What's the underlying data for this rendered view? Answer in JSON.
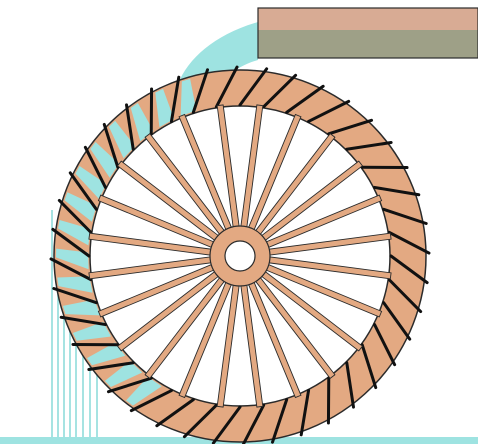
{
  "diagram": {
    "colors": {
      "water": "#9ee3e1",
      "water_edge": "#6fd3d1",
      "wood": "#e3a982",
      "wood_outline": "#2b2b2b",
      "bucket_blade": "#111111",
      "flume_top": "#d8ab94",
      "flume_bottom": "#9ea087",
      "background": "#ffffff"
    },
    "wheel": {
      "spoke_count": 24,
      "bucket_count": 40,
      "filled_bucket_start_deg": 120,
      "filled_bucket_end_deg": 248
    }
  }
}
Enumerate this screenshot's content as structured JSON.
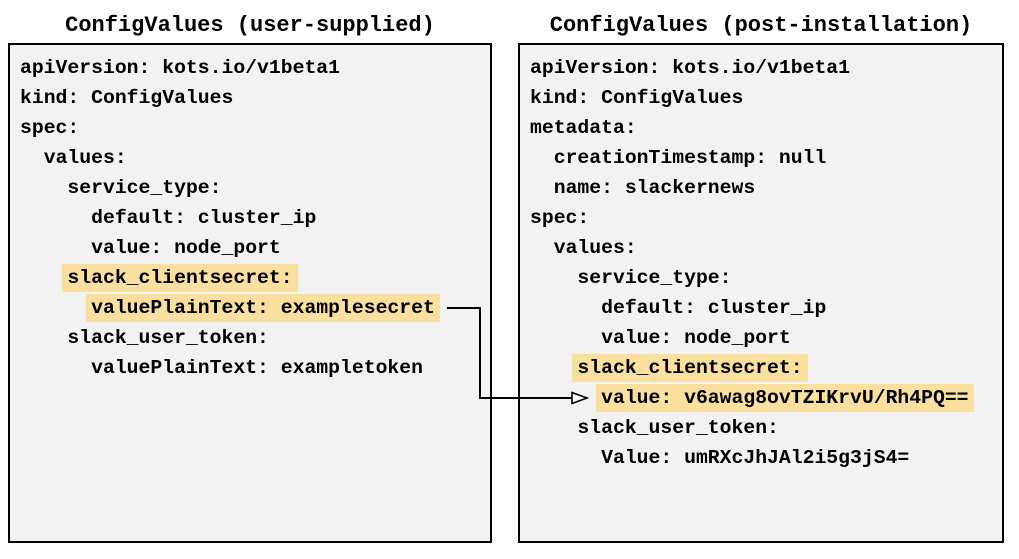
{
  "left_panel": {
    "title": "ConfigValues (user-supplied)",
    "lines": [
      {
        "indent": "",
        "text": "apiVersion: kots.io/v1beta1",
        "highlight": false
      },
      {
        "indent": "",
        "text": "kind: ConfigValues",
        "highlight": false
      },
      {
        "indent": "",
        "text": "spec:",
        "highlight": false
      },
      {
        "indent": "  ",
        "text": "values:",
        "highlight": false
      },
      {
        "indent": "    ",
        "text": "service_type:",
        "highlight": false
      },
      {
        "indent": "      ",
        "text": "default: cluster_ip",
        "highlight": false
      },
      {
        "indent": "      ",
        "text": "value: node_port",
        "highlight": false
      },
      {
        "indent": "    ",
        "text": "slack_clientsecret:",
        "highlight": true
      },
      {
        "indent": "      ",
        "text": "valuePlainText: examplesecret",
        "highlight": true
      },
      {
        "indent": "    ",
        "text": "slack_user_token:",
        "highlight": false
      },
      {
        "indent": "      ",
        "text": "valuePlainText: exampletoken",
        "highlight": false
      }
    ]
  },
  "right_panel": {
    "title": "ConfigValues (post-installation)",
    "lines": [
      {
        "indent": "",
        "text": "apiVersion: kots.io/v1beta1",
        "highlight": false
      },
      {
        "indent": "",
        "text": "kind: ConfigValues",
        "highlight": false
      },
      {
        "indent": "",
        "text": "metadata:",
        "highlight": false
      },
      {
        "indent": "  ",
        "text": "creationTimestamp: null",
        "highlight": false
      },
      {
        "indent": "  ",
        "text": "name: slackernews",
        "highlight": false
      },
      {
        "indent": "",
        "text": "spec:",
        "highlight": false
      },
      {
        "indent": "  ",
        "text": "values:",
        "highlight": false
      },
      {
        "indent": "    ",
        "text": "service_type:",
        "highlight": false
      },
      {
        "indent": "      ",
        "text": "default: cluster_ip",
        "highlight": false
      },
      {
        "indent": "      ",
        "text": "value: node_port",
        "highlight": false
      },
      {
        "indent": "    ",
        "text": "slack_clientsecret:",
        "highlight": true
      },
      {
        "indent": "      ",
        "text": "value: v6awag8ovTZIKrvU/Rh4PQ==",
        "highlight": true
      },
      {
        "indent": "    ",
        "text": "slack_user_token:",
        "highlight": false
      },
      {
        "indent": "      ",
        "text": "Value: umRXcJhJAl2i5g3jS4=",
        "highlight": false
      }
    ]
  },
  "arrow": {
    "from_text": "valuePlainText: examplesecret",
    "to_text": "value: v6awag8ovTZIKrvU/Rh4PQ=="
  },
  "colors": {
    "highlight": "#FAE09E",
    "panel_background": "#F2F2F2",
    "border": "#000000",
    "text": "#000000",
    "page_background": "#FFFFFF"
  }
}
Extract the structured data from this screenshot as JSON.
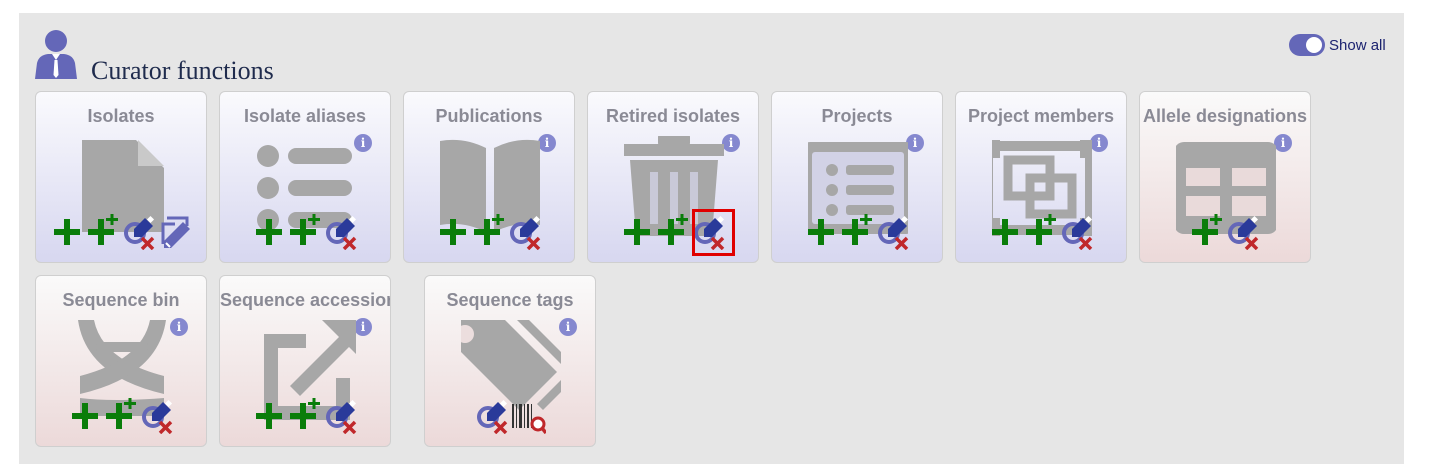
{
  "header": {
    "title": "Curator functions",
    "toggle_label": "Show all"
  },
  "colors": {
    "panel": "#e6e6e6",
    "accent": "#6467b8",
    "add_green": "#0a7d0a",
    "delete_red": "#c0282b",
    "highlight": "#e00000"
  },
  "tiles": [
    {
      "title": "Isolates",
      "icon": "document-icon",
      "actions": [
        "add",
        "batch-add",
        "query-delete",
        "batch-edit"
      ]
    },
    {
      "title": "Isolate aliases",
      "icon": "list-icon",
      "actions": [
        "add",
        "batch-add",
        "query-delete"
      ]
    },
    {
      "title": "Publications",
      "icon": "book-icon",
      "actions": [
        "add",
        "batch-add",
        "query-delete"
      ]
    },
    {
      "title": "Retired isolates",
      "icon": "trash-icon",
      "actions": [
        "add",
        "batch-add",
        "query-delete"
      ],
      "highlighted_action": "query-delete"
    },
    {
      "title": "Projects",
      "icon": "checklist-icon",
      "actions": [
        "add",
        "batch-add",
        "query-delete"
      ]
    },
    {
      "title": "Project members",
      "icon": "object-group-icon",
      "actions": [
        "add",
        "batch-add",
        "query-delete"
      ]
    },
    {
      "title": "Allele designations",
      "icon": "table-icon",
      "actions": [
        "batch-add",
        "query-delete"
      ]
    },
    {
      "title": "Sequence bin",
      "icon": "dna-icon",
      "actions": [
        "add",
        "batch-add",
        "query-delete"
      ]
    },
    {
      "title": "Sequence accessions",
      "icon": "external-link-icon",
      "actions": [
        "add",
        "batch-add",
        "query-delete"
      ]
    },
    {
      "title": "Sequence tags",
      "icon": "tags-icon",
      "actions": [
        "query-delete",
        "barcode-scan"
      ]
    }
  ]
}
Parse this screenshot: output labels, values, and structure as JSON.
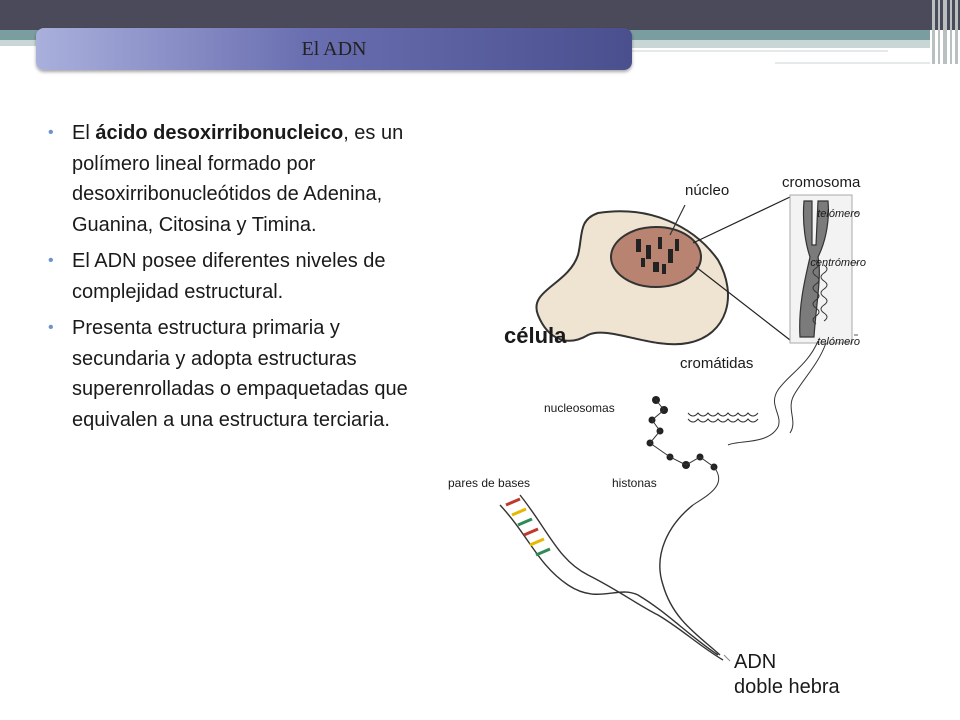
{
  "slide": {
    "title": "El ADN",
    "bullets": [
      {
        "pre": "El ",
        "bold": "ácido desoxirribonucleico",
        "post": ", es un polímero lineal formado por desoxirribonucleótidos de Adenina, Guanina, Citosina y Timina."
      },
      {
        "pre": "El ADN posee diferentes niveles de complejidad estructural.",
        "bold": "",
        "post": ""
      },
      {
        "pre": "Presenta estructura primaria y secundaria y adopta estructuras superenrolladas o empaquetadas que equivalen a una estructura terciaria.",
        "bold": "",
        "post": ""
      }
    ]
  },
  "diagram": {
    "labels": {
      "nucleo": "núcleo",
      "celula": "célula",
      "cromosoma": "cromosoma",
      "telomero_top": "telómero",
      "centromero": "centrómero",
      "telomero_bottom": "telómero",
      "cromatidas": "cromátidas",
      "nucleosomas": "nucleosomas",
      "histonas": "histonas",
      "pares_de_bases": "pares de bases",
      "adn": "ADN",
      "doble_hebra": "doble hebra"
    }
  }
}
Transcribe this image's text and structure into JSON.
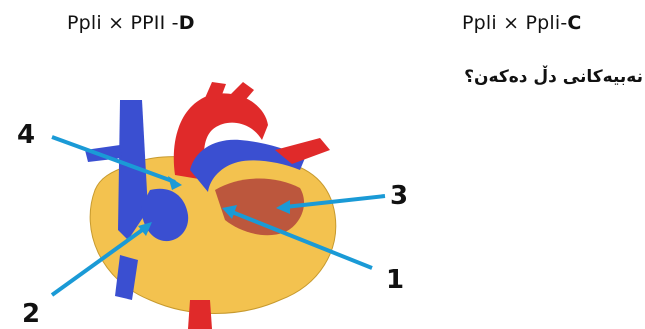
{
  "options": {
    "d": {
      "letter": "D",
      "text": "Ppli × PPII -"
    },
    "c": {
      "letter": "C",
      "text": "Ppli  ×  Ppli-"
    }
  },
  "question": "نەبیەکانی دڵ دەکەن؟",
  "labels": [
    "4",
    "3",
    "2",
    "1"
  ],
  "colors": {
    "arrow": "#1a9ad6",
    "fat": "#f3c24f",
    "artery": "#e02a2a",
    "vein": "#3a4fd1"
  }
}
- - -
TO DO. All preceding records should be duplicated verbatim, images excepted.

FINAL RESULT.
What's the underlying data for this rendered view? Answer in JSON.
{
  "diagram": {
    "colors": {
      "water": "#9ee3e1",
      "water_edge": "#6fd3d1",
      "wood": "#e3a982",
      "wood_outline": "#2b2b2b",
      "bucket_blade": "#111111",
      "flume_top": "#d8ab94",
      "flume_bottom": "#9ea087",
      "background": "#ffffff"
    },
    "wheel": {
      "spoke_count": 24,
      "bucket_count": 40,
      "filled_bucket_start_deg": 120,
      "filled_bucket_end_deg": 248
    }
  }
}
Enumerate this screenshot's content as structured JSON.
{
  "left_panel": {
    "title": "ConfigValues (user-supplied)",
    "lines": [
      {
        "indent": "",
        "text": "apiVersion: kots.io/v1beta1",
        "highlight": false
      },
      {
        "indent": "",
        "text": "kind: ConfigValues",
        "highlight": false
      },
      {
        "indent": "",
        "text": "spec:",
        "highlight": false
      },
      {
        "indent": "  ",
        "text": "values:",
        "highlight": false
      },
      {
        "indent": "    ",
        "text": "service_type:",
        "highlight": false
      },
      {
        "indent": "      ",
        "text": "default: cluster_ip",
        "highlight": false
      },
      {
        "indent": "      ",
        "text": "value: node_port",
        "highlight": false
      },
      {
        "indent": "    ",
        "text": "slack_clientsecret:",
        "highlight": true
      },
      {
        "indent": "      ",
        "text": "valuePlainText: examplesecret",
        "highlight": true
      },
      {
        "indent": "    ",
        "text": "slack_user_token:",
        "highlight": false
      },
      {
        "indent": "      ",
        "text": "valuePlainText: exampletoken",
        "highlight": false
      }
    ]
  },
  "right_panel": {
    "title": "ConfigValues (post-installation)",
    "lines": [
      {
        "indent": "",
        "text": "apiVersion: kots.io/v1beta1",
        "highlight": false
      },
      {
        "indent": "",
        "text": "kind: ConfigValues",
        "highlight": false
      },
      {
        "indent": "",
        "text": "metadata:",
        "highlight": false
      },
      {
        "indent": "  ",
        "text": "creationTimestamp: null",
        "highlight": false
      },
      {
        "indent": "  ",
        "text": "name: slackernews",
        "highlight": false
      },
      {
        "indent": "",
        "text": "spec:",
        "highlight": false
      },
      {
        "indent": "  ",
        "text": "values:",
        "highlight": false
      },
      {
        "indent": "    ",
        "text": "service_type:",
        "highlight": false
      },
      {
        "indent": "      ",
        "text": "default: cluster_ip",
        "highlight": false
      },
      {
        "indent": "      ",
        "text": "value: node_port",
        "highlight": false
      },
      {
        "indent": "    ",
        "text": "slack_clientsecret:",
        "highlight": true
      },
      {
        "indent": "      ",
        "text": "value: v6awag8ovTZIKrvU/Rh4PQ==",
        "highlight": true
      },
      {
        "indent": "    ",
        "text": "slack_user_token:",
        "highlight": false
      },
      {
        "indent": "      ",
        "text": "Value: umRXcJhJAl2i5g3jS4=",
        "highlight": false
      }
    ]
  },
  "arrow": {
    "from_text": "valuePlainText: examplesecret",
    "to_text": "value: v6awag8ovTZIKrvU/Rh4PQ=="
  },
  "colors": {
    "highlight": "#FAE09E",
    "panel_background": "#F2F2F2",
    "border": "#000000",
    "text": "#000000",
    "page_background": "#FFFFFF"
  }
}
Extract the structured data from this screenshot as JSON.
{
  "header": {
    "title": "Curator functions",
    "toggle_label": "Show all"
  },
  "colors": {
    "panel": "#e6e6e6",
    "accent": "#6467b8",
    "add_green": "#0a7d0a",
    "delete_red": "#c0282b",
    "highlight": "#e00000"
  },
  "tiles": [
    {
      "title": "Isolates",
      "icon": "document-icon",
      "actions": [
        "add",
        "batch-add",
        "query-delete",
        "batch-edit"
      ]
    },
    {
      "title": "Isolate aliases",
      "icon": "list-icon",
      "actions": [
        "add",
        "batch-add",
        "query-delete"
      ]
    },
    {
      "title": "Publications",
      "icon": "book-icon",
      "actions": [
        "add",
        "batch-add",
        "query-delete"
      ]
    },
    {
      "title": "Retired isolates",
      "icon": "trash-icon",
      "actions": [
        "add",
        "batch-add",
        "query-delete"
      ],
      "highlighted_action": "query-delete"
    },
    {
      "title": "Projects",
      "icon": "checklist-icon",
      "actions": [
        "add",
        "batch-add",
        "query-delete"
      ]
    },
    {
      "title": "Project members",
      "icon": "object-group-icon",
      "actions": [
        "add",
        "batch-add",
        "query-delete"
      ]
    },
    {
      "title": "Allele designations",
      "icon": "table-icon",
      "actions": [
        "batch-add",
        "query-delete"
      ]
    },
    {
      "title": "Sequence bin",
      "icon": "dna-icon",
      "actions": [
        "add",
        "batch-add",
        "query-delete"
      ]
    },
    {
      "title": "Sequence accessions",
      "icon": "external-link-icon",
      "actions": [
        "add",
        "batch-add",
        "query-delete"
      ]
    },
    {
      "title": "Sequence tags",
      "icon": "tags-icon",
      "actions": [
        "query-delete",
        "barcode-scan"
      ]
    }
  ]
}
Parse this screenshot: output labels, values, and structure as JSON.
{
  "slide": {
    "title": "El ADN",
    "bullets": [
      {
        "pre": "El ",
        "bold": "ácido desoxirribonucleico",
        "post": ", es un polímero lineal formado por desoxirribonucleótidos de Adenina, Guanina, Citosina y Timina."
      },
      {
        "pre": "El ADN posee diferentes niveles de complejidad estructural.",
        "bold": "",
        "post": ""
      },
      {
        "pre": "Presenta estructura primaria y secundaria y adopta estructuras superenrolladas o empaquetadas que equivalen a una estructura terciaria.",
        "bold": "",
        "post": ""
      }
    ]
  },
  "diagram": {
    "labels": {
      "nucleo": "núcleo",
      "celula": "célula",
      "cromosoma": "cromosoma",
      "telomero_top": "telómero",
      "centromero": "centrómero",
      "telomero_bottom": "telómero",
      "cromatidas": "cromátidas",
      "nucleosomas": "nucleosomas",
      "histonas": "histonas",
      "pares_de_bases": "pares de bases",
      "adn": "ADN",
      "doble_hebra": "doble hebra"
    }
  }
}
Transcribe this image's text and structure into JSON.
{
  "options": {
    "d": {
      "letter": "D",
      "text": "Ppli × PPII -"
    },
    "c": {
      "letter": "C",
      "text": "Ppli  ×  Ppli-"
    }
  },
  "question": "نەبیەکانی دڵ دەکەن؟",
  "labels": [
    "4",
    "3",
    "2",
    "1"
  ],
  "colors": {
    "arrow": "#1a9ad6",
    "fat": "#f3c24f",
    "artery": "#e02a2a",
    "vein": "#3a4fd1"
  }
}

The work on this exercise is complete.